>> START DATA ROWS

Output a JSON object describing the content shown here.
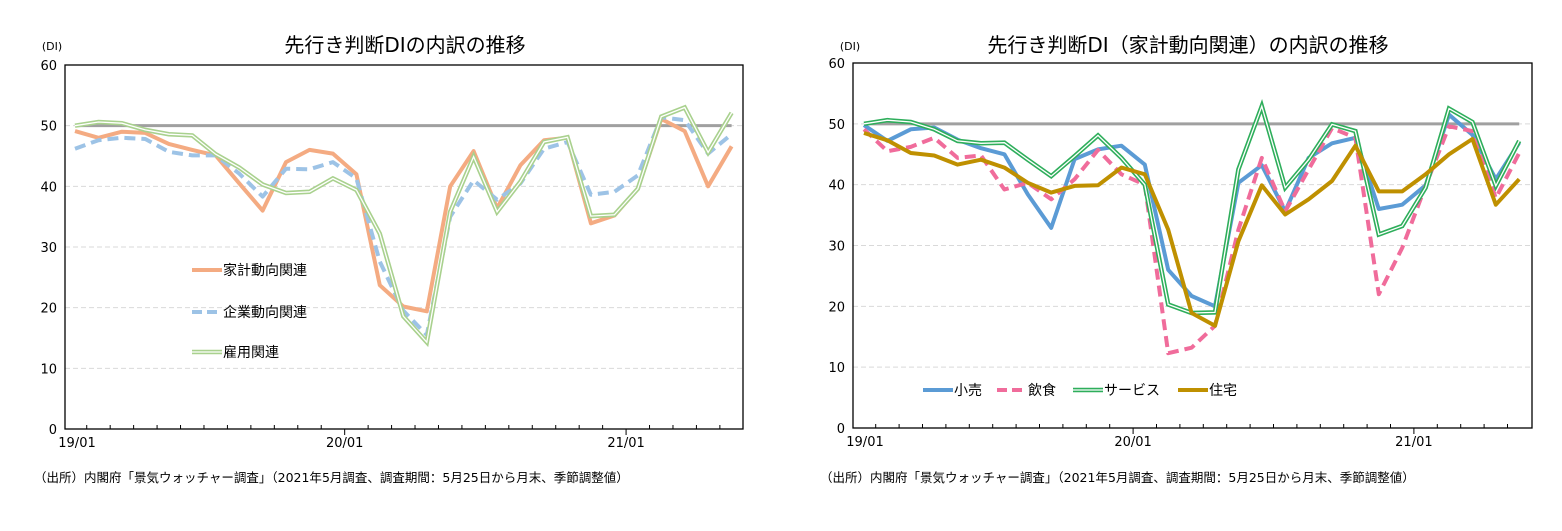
{
  "chart_data": [
    {
      "type": "line",
      "title": "先行き判断DIの内訳の推移",
      "ylabel": "(DI)",
      "ylim": [
        0,
        60
      ],
      "yticks": [
        "0",
        "10",
        "20",
        "30",
        "40",
        "50",
        "60"
      ],
      "x": [
        "19/01",
        "19/02",
        "19/03",
        "19/04",
        "19/05",
        "19/06",
        "19/07",
        "19/08",
        "19/09",
        "19/10",
        "19/11",
        "19/12",
        "20/01",
        "20/02",
        "20/03",
        "20/04",
        "20/05",
        "20/06",
        "20/07",
        "20/08",
        "20/09",
        "20/10",
        "20/11",
        "20/12",
        "21/01",
        "21/02",
        "21/03",
        "21/04",
        "21/05"
      ],
      "xtick_labels": [
        "19/01",
        "20/01",
        "21/01"
      ],
      "reference_line": 50,
      "grid": true,
      "legend_position": "center-left",
      "series": [
        {
          "name": "家計動向関連",
          "color": "#F4AB82",
          "style": "solid",
          "values": [
            49.1,
            48,
            49,
            48.8,
            47,
            46,
            45.1,
            40.5,
            36,
            44,
            46,
            45.4,
            42,
            23.7,
            20.2,
            19.4,
            40,
            45.8,
            36.4,
            43.5,
            47.6,
            48,
            33.9,
            35.2,
            39.6,
            51.1,
            49.1,
            40,
            46.6
          ]
        },
        {
          "name": "企業動向関連",
          "color": "#9DC3E6",
          "style": "dashed",
          "values": [
            46.2,
            47.6,
            48,
            47.8,
            45.7,
            45.1,
            45.1,
            42.1,
            38.3,
            42.9,
            42.8,
            44,
            41.3,
            27.6,
            19.5,
            15.5,
            35,
            41,
            37.8,
            40.5,
            46.2,
            47.3,
            38.6,
            39.1,
            41.8,
            51.4,
            50.9,
            45.4,
            48.6
          ]
        },
        {
          "name": "雇用関連",
          "color": "#A9D18E",
          "style": "double",
          "values": [
            50,
            50.6,
            50.4,
            49.3,
            48.6,
            48.4,
            45.3,
            43.1,
            40.3,
            38.9,
            39.1,
            41.3,
            39.4,
            32.2,
            18.6,
            14.3,
            35.8,
            44.9,
            35.8,
            40.8,
            47.3,
            48.1,
            35.1,
            35.3,
            39.6,
            51.5,
            53,
            45.6,
            52.1
          ]
        }
      ]
    },
    {
      "type": "line",
      "title": "先行き判断DI（家計動向関連）の内訳の推移",
      "ylabel": "(DI)",
      "ylim": [
        0,
        60
      ],
      "yticks": [
        "0",
        "10",
        "20",
        "30",
        "40",
        "50",
        "60"
      ],
      "x": [
        "19/01",
        "19/02",
        "19/03",
        "19/04",
        "19/05",
        "19/06",
        "19/07",
        "19/08",
        "19/09",
        "19/10",
        "19/11",
        "19/12",
        "20/01",
        "20/02",
        "20/03",
        "20/04",
        "20/05",
        "20/06",
        "20/07",
        "20/08",
        "20/09",
        "20/10",
        "20/11",
        "20/12",
        "21/01",
        "21/02",
        "21/03",
        "21/04",
        "21/05"
      ],
      "xtick_labels": [
        "19/01",
        "20/01",
        "21/01"
      ],
      "reference_line": 50,
      "grid": true,
      "legend_position": "bottom",
      "series": [
        {
          "name": "小売",
          "color": "#5B9BD5",
          "style": "solid",
          "values": [
            49.8,
            47.2,
            49.1,
            49.4,
            47.4,
            46,
            45,
            38.4,
            32.9,
            44.2,
            45.8,
            46.4,
            43.3,
            26,
            21.7,
            20,
            40.3,
            43.2,
            35.6,
            44.4,
            46.8,
            47.7,
            36,
            36.7,
            39.9,
            51.5,
            48.2,
            40.9,
            46.9
          ]
        },
        {
          "name": "飲食",
          "color": "#F06C9B",
          "style": "dashed",
          "values": [
            49.1,
            45.5,
            46.2,
            47.7,
            44.4,
            44.8,
            39.2,
            40.3,
            37.6,
            40.9,
            45.7,
            41.7,
            40,
            12.3,
            13.2,
            16.8,
            32.6,
            44.4,
            35.6,
            42.5,
            49.3,
            47.7,
            22,
            29.6,
            39.8,
            49.6,
            48.8,
            37.8,
            45.2
          ]
        },
        {
          "name": "サービス",
          "color": "#2EAE5B",
          "style": "double",
          "values": [
            50,
            50.6,
            50.3,
            49.1,
            47.2,
            46.8,
            46.9,
            44.1,
            41.4,
            44.7,
            48.1,
            44.4,
            40,
            20.3,
            18.9,
            19,
            42.5,
            52.9,
            39.5,
            44.1,
            49.9,
            48.8,
            31.8,
            33.2,
            39.5,
            52.5,
            50.3,
            39.8,
            47.2
          ]
        },
        {
          "name": "住宅",
          "color": "#BF9000",
          "style": "solid",
          "values": [
            48.5,
            47.3,
            45.2,
            44.8,
            43.3,
            44.1,
            42.8,
            40.3,
            38.7,
            39.8,
            39.9,
            42.8,
            41.7,
            32.6,
            18.9,
            16.8,
            30.7,
            39.9,
            35.1,
            37.6,
            40.6,
            46.4,
            38.9,
            38.9,
            41.7,
            45,
            47.5,
            36.7,
            40.9
          ]
        }
      ]
    }
  ],
  "source_note": "（出所）内閣府「景気ウォッチャー調査」（2021年5月調査、調査期間：5月25日から月末、季節調整値）"
}
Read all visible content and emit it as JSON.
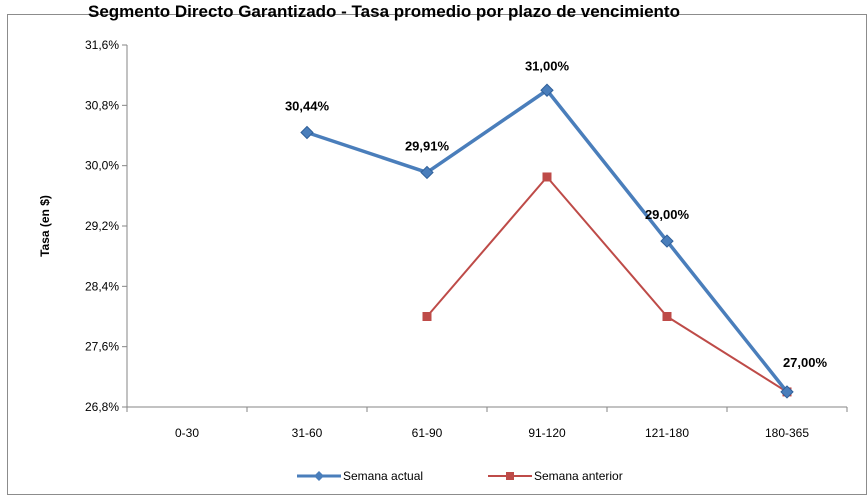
{
  "chart_data": {
    "type": "line",
    "title": "Segmento Directo Garantizado - Tasa promedio por plazo de vencimiento",
    "xlabel": "",
    "ylabel": "Tasa (en $)",
    "categories": [
      "0-30",
      "31-60",
      "61-90",
      "91-120",
      "121-180",
      "180-365"
    ],
    "ylim": [
      26.8,
      31.6
    ],
    "yticks": [
      "26,8%",
      "27,6%",
      "28,4%",
      "29,2%",
      "30,0%",
      "30,8%",
      "31,6%"
    ],
    "ytick_values": [
      26.8,
      27.6,
      28.4,
      29.2,
      30.0,
      30.8,
      31.6
    ],
    "grid": false,
    "legend_position": "bottom",
    "series": [
      {
        "name": "Semana actual",
        "color": "#4a7ebb",
        "marker": "diamond",
        "values": [
          null,
          30.44,
          29.91,
          31.0,
          29.0,
          27.0
        ],
        "labels": [
          null,
          "30,44%",
          "29,91%",
          "31,00%",
          "29,00%",
          "27,00%"
        ]
      },
      {
        "name": "Semana anterior",
        "color": "#be4b48",
        "marker": "square",
        "values": [
          null,
          null,
          28.0,
          29.85,
          28.0,
          27.0
        ],
        "labels": [
          null,
          null,
          null,
          null,
          null,
          null
        ]
      }
    ]
  }
}
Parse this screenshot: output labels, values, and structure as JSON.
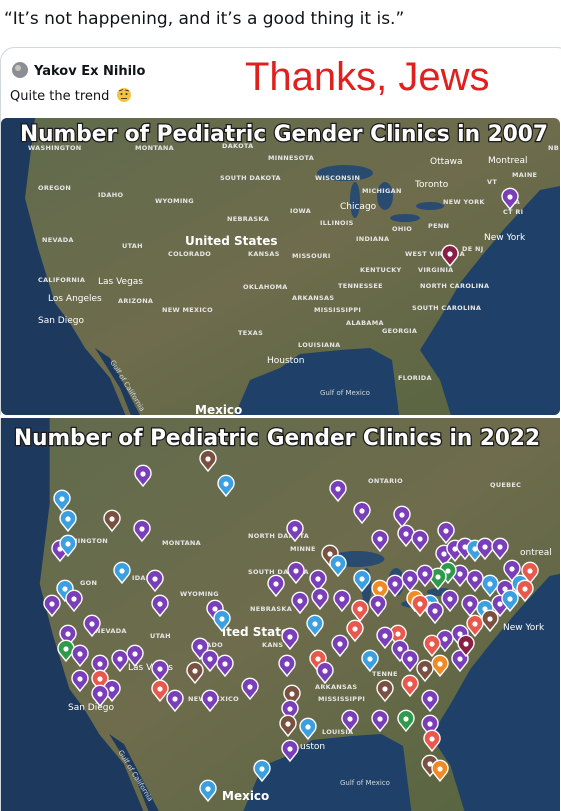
{
  "post": {
    "quote": "“It’s not happening, and it’s a good thing it is.”",
    "author": "Yakov Ex Nihilo",
    "text": "Quite the trend",
    "caption": "Thanks, Jews"
  },
  "maps": [
    {
      "title": "Number of Pediatric Gender Clinics in 2007",
      "labels": [
        "WASHINGTON",
        "MONTANA",
        "DAKOTA",
        "MINNESOTA",
        "SOUTH DAKOTA",
        "WISCONSIN",
        "Ottawa",
        "Montreal",
        "MAINE",
        "NB",
        "OREGON",
        "IDAHO",
        "WYOMING",
        "MICHIGAN",
        "Toronto",
        "VT",
        "NEW YORK",
        "MA",
        "CT RI",
        "Chicago",
        "IOWA",
        "NEBRASKA",
        "ILLINOIS",
        "OHIO",
        "PENN",
        "New York",
        "NEVADA",
        "UTAH",
        "United States",
        "COLORADO",
        "KANSAS",
        "MISSOURI",
        "INDIANA",
        "WEST VIRGINIA",
        "DE NJ",
        "KENTUCKY",
        "VIRGINIA",
        "CALIFORNIA",
        "Las Vegas",
        "TENNESSEE",
        "NORTH CAROLINA",
        "OKLAHOMA",
        "ARKANSAS",
        "Los Angeles",
        "ARIZONA",
        "NEW MEXICO",
        "MISSISSIPPI",
        "SOUTH CAROLINA",
        "San Diego",
        "ALABAMA",
        "TEXAS",
        "GEORGIA",
        "LOUISIANA",
        "Houston",
        "FLORIDA",
        "Gulf of Mexico",
        "Gulf of California",
        "Mexico"
      ]
    },
    {
      "title": "Number of Pediatric Gender Clinics in 2022",
      "labels": [
        "ONTARIO",
        "QUEBEC",
        "HINGTON",
        "MONTANA",
        "NORTH DAKOTA",
        "MINNE",
        "ontreal",
        "SOUTH DAKOTA",
        "GON",
        "IDAHO",
        "WYOMING",
        "NEBRASKA",
        "NEVADA",
        "UTAH",
        "ited States",
        "ORADO",
        "KANS",
        "New York",
        "Las Vegas",
        "TENNE",
        "ARKANSAS",
        "NEW MEXICO",
        "MISSISSIPPI",
        "San Diego",
        "LOUISIA",
        "uston",
        "Gulf of Mexico",
        "Gulf of California",
        "Mexico"
      ]
    }
  ]
}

>> END DATA ROWS

● **WHAT YOU NEED TO DO**:
Check each line of the material above for "JSON" and say how many lines contain it, giving the number alone.

● **SOLVED EXERCISE**:
3